» AIM
Can you output the passage of the Chromium components forum thread between "# Where is directory" and "and the directory.", inclusive, copied word for word?

# Where is directory components. (Chromium 71.0.3578.98_2)



## Andreadjk (Jan 26, 2019)

Hi, i try to install the widevine .so file  in the folder... but i don't know the folder and the directory.


----------



## shkhln (Jan 26, 2019)

Andreadjk said:


> Hi, i try to install the widevine .so file


You won't be able to — it's a Linux binary.


----------



## Andreadjk (Jan 26, 2019)

Freebsd have emulation of library linux... run for example xorg with nvidia drivers, the drivers are writted for linux.


----------



## shkhln (Jan 26, 2019)

Andreadjk said:


> Freebsd has emulation



It is only useful for running Linux applications with Linux shared libraries. You can't mix-and-match Linux and FreeBSD libraries.



Andreadjk said:


> run for example xorg with nvidia drivers, the drivers are written for linux.



Been there, done that.


----------



## Andreadjk (Jan 26, 2019)

I'm interesting to folder ... don't nvidia driver and the ruby xd , you know the folder of chromium of components .so files?


----------



## cpm@ (Jan 26, 2019)

Chromium is installed in /usr/local/share/chromium but FreeBSD needs more work to be able to use widevine plugin.

» DATASET EXTRACT
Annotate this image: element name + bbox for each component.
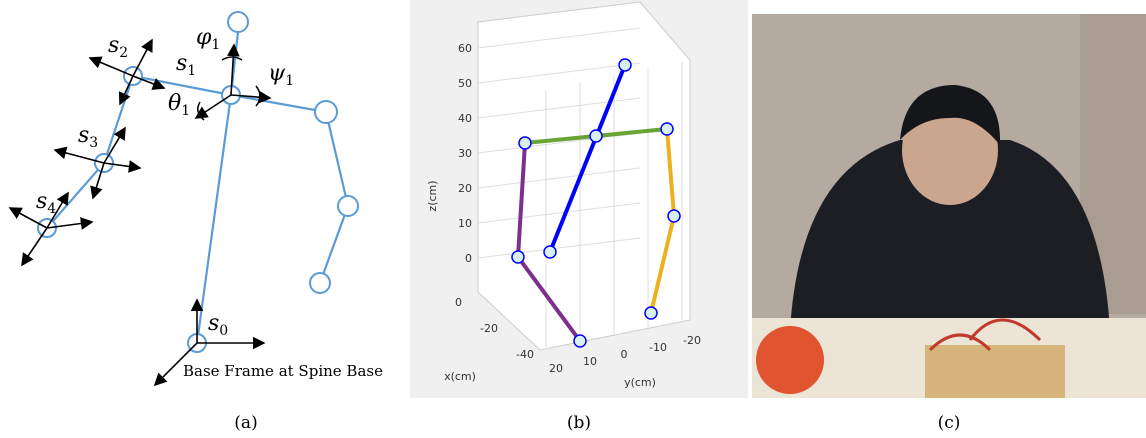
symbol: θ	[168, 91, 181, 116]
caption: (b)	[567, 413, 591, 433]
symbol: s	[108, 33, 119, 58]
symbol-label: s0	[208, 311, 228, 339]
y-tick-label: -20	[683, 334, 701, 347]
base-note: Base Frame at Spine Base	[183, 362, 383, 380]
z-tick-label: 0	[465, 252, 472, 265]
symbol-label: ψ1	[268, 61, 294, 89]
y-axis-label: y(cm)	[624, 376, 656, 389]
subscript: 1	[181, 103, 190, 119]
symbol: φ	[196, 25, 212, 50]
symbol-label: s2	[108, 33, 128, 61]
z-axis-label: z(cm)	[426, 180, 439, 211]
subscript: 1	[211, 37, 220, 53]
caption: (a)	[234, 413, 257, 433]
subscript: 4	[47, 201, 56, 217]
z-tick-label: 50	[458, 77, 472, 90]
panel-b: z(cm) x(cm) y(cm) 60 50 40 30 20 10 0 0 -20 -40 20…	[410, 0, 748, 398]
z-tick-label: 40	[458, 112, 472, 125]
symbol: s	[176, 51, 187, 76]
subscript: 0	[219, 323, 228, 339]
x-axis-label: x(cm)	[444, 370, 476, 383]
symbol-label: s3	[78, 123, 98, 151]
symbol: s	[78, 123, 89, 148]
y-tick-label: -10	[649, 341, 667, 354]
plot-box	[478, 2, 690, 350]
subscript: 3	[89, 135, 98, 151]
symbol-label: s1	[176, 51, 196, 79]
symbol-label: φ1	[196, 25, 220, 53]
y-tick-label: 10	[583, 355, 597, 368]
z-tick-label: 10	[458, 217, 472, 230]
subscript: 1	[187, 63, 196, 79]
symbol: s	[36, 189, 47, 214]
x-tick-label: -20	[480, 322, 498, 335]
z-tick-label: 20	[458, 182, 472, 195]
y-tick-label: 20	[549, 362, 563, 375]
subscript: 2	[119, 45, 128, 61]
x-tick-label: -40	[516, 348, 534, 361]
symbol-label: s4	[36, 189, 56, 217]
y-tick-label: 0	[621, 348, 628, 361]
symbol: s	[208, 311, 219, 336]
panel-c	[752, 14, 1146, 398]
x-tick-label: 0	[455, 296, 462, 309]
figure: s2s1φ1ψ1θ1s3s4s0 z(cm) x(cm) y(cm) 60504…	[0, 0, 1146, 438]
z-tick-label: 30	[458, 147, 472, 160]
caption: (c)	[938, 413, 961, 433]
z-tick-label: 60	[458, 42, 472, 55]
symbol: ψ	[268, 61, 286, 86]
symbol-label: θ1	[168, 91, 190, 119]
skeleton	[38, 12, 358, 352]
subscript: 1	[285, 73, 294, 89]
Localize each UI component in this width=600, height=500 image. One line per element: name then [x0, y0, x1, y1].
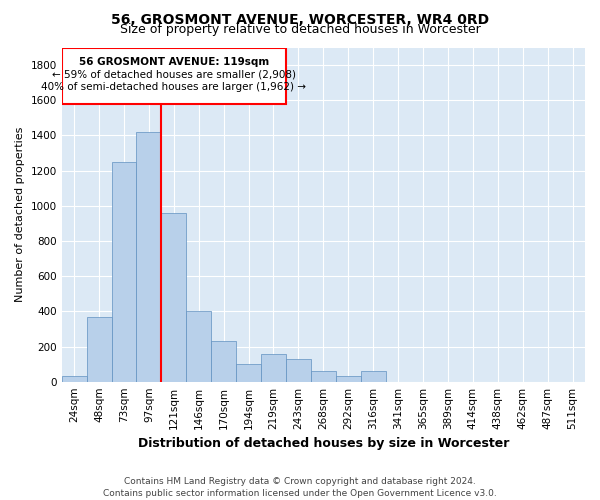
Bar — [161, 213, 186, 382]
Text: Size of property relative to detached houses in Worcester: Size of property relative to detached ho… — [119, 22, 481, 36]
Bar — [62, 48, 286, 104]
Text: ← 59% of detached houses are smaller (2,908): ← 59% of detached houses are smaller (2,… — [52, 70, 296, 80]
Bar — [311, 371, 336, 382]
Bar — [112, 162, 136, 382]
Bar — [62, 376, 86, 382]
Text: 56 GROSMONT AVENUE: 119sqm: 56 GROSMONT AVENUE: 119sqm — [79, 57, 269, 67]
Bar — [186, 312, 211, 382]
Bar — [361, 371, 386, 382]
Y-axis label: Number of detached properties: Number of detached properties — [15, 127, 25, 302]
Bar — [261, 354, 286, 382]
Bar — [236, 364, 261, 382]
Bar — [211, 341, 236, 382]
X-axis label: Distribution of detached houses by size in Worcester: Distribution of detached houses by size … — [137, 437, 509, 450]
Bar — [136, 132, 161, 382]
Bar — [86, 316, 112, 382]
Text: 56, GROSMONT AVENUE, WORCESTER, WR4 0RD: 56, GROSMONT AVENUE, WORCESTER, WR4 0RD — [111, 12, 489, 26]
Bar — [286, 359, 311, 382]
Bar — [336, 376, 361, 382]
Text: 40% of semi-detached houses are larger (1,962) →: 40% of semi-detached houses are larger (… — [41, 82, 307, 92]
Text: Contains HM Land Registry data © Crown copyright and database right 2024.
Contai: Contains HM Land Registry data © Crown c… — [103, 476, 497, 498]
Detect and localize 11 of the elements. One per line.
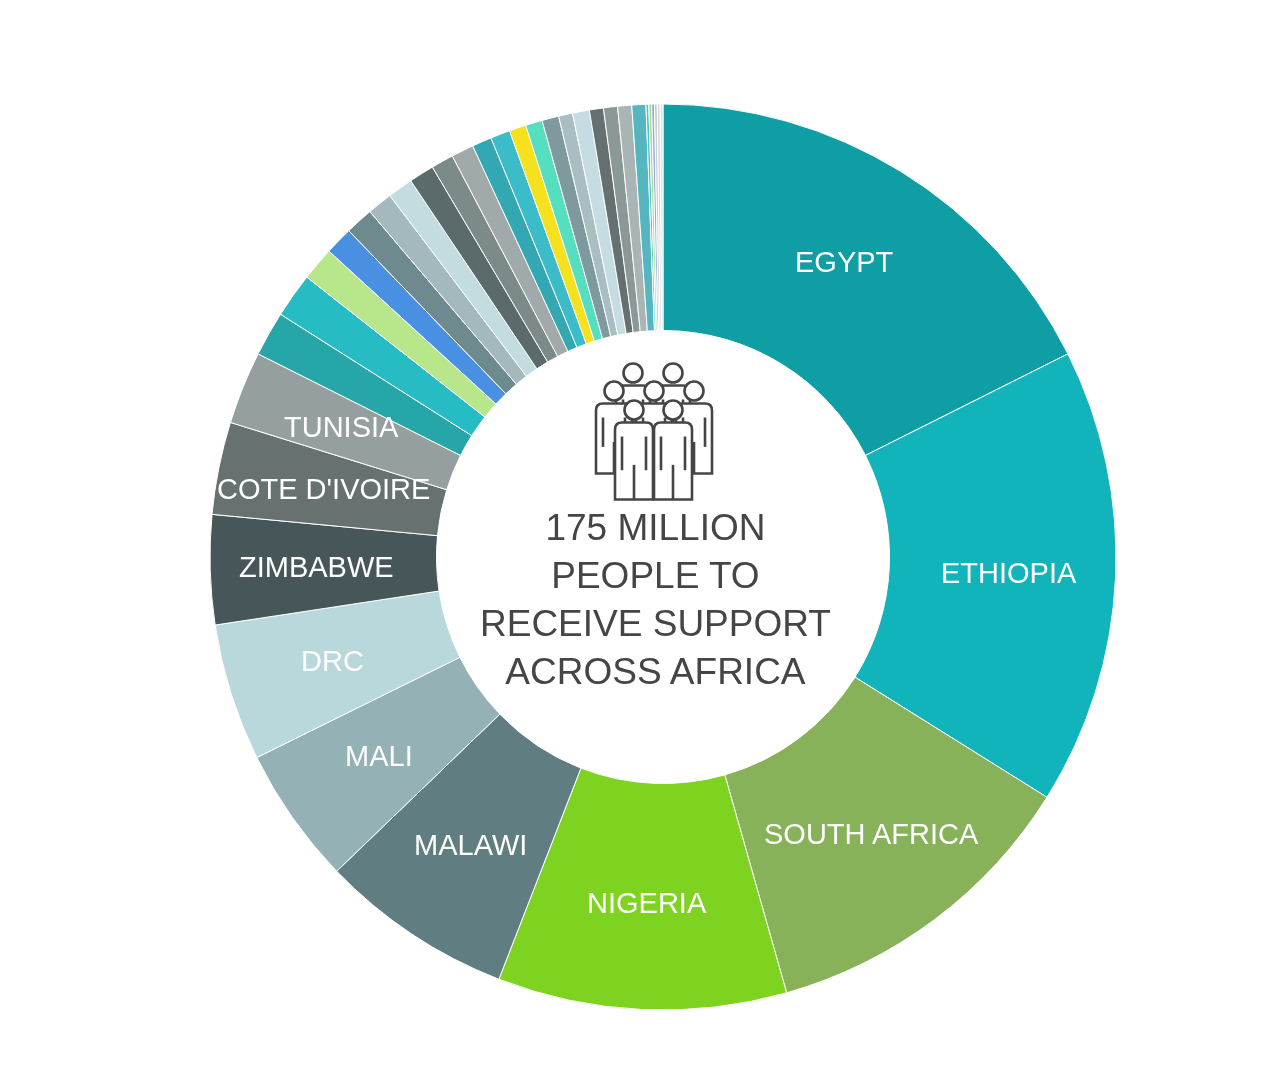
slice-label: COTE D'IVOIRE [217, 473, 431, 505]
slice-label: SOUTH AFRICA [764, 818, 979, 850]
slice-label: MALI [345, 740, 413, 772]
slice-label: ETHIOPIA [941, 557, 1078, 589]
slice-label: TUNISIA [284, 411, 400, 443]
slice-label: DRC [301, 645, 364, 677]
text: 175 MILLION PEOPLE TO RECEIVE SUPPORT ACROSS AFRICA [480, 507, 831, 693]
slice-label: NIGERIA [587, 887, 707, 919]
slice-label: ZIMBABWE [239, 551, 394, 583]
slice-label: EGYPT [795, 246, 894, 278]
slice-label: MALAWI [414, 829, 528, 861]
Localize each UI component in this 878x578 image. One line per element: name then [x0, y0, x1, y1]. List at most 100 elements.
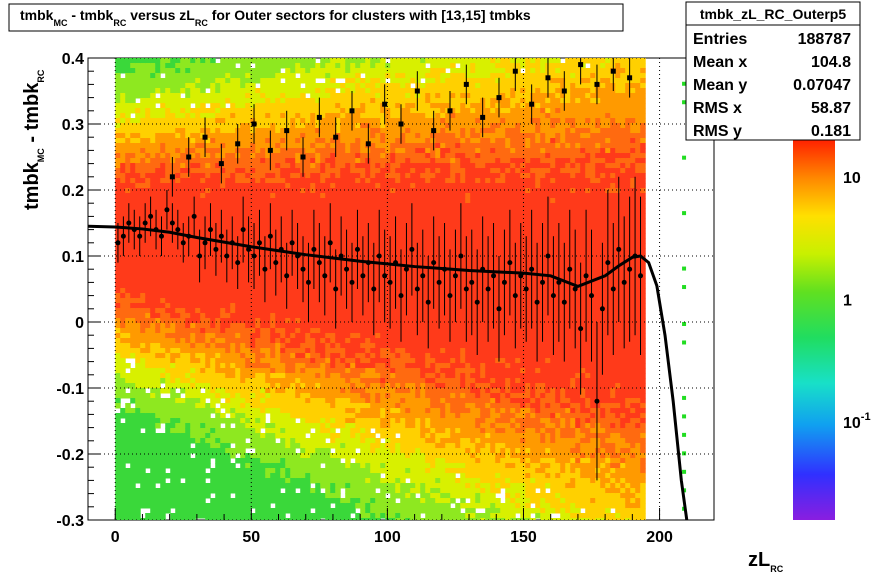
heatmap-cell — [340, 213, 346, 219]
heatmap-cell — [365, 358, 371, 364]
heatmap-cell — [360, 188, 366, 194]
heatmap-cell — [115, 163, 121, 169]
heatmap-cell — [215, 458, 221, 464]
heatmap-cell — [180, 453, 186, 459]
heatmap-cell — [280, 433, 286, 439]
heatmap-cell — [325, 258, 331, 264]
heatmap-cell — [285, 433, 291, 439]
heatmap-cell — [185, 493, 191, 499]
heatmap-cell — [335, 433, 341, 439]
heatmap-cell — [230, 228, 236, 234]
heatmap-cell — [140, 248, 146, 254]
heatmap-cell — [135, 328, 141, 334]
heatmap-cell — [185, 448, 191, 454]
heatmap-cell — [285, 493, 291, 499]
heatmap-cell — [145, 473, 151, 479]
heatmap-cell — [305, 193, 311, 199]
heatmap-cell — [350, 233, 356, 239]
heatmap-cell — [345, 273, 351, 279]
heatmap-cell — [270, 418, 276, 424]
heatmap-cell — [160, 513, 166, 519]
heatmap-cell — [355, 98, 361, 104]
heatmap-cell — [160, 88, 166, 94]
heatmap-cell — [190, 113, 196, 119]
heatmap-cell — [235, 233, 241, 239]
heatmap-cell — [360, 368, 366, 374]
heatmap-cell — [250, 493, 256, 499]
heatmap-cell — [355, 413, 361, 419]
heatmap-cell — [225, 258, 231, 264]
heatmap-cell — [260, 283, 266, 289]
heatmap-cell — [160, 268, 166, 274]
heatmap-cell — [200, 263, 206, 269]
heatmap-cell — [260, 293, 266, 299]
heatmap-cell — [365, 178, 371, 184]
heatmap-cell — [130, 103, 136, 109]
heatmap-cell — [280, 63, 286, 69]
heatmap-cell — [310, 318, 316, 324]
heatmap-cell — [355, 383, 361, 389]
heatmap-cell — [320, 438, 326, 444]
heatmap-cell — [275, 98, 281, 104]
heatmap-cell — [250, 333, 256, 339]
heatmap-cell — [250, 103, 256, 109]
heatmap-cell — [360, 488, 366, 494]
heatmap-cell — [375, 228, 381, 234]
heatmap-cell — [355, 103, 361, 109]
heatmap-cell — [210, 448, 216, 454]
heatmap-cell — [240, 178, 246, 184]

» SOLUTION TO THIS EXERCISE
# Where is directory components. (Chromium 71.0.3578.98_2)



## Andreadjk (Jan 26, 2019)

Hi, i try to install the widevine .so file  in the folder... but i don't know the folder and the directory.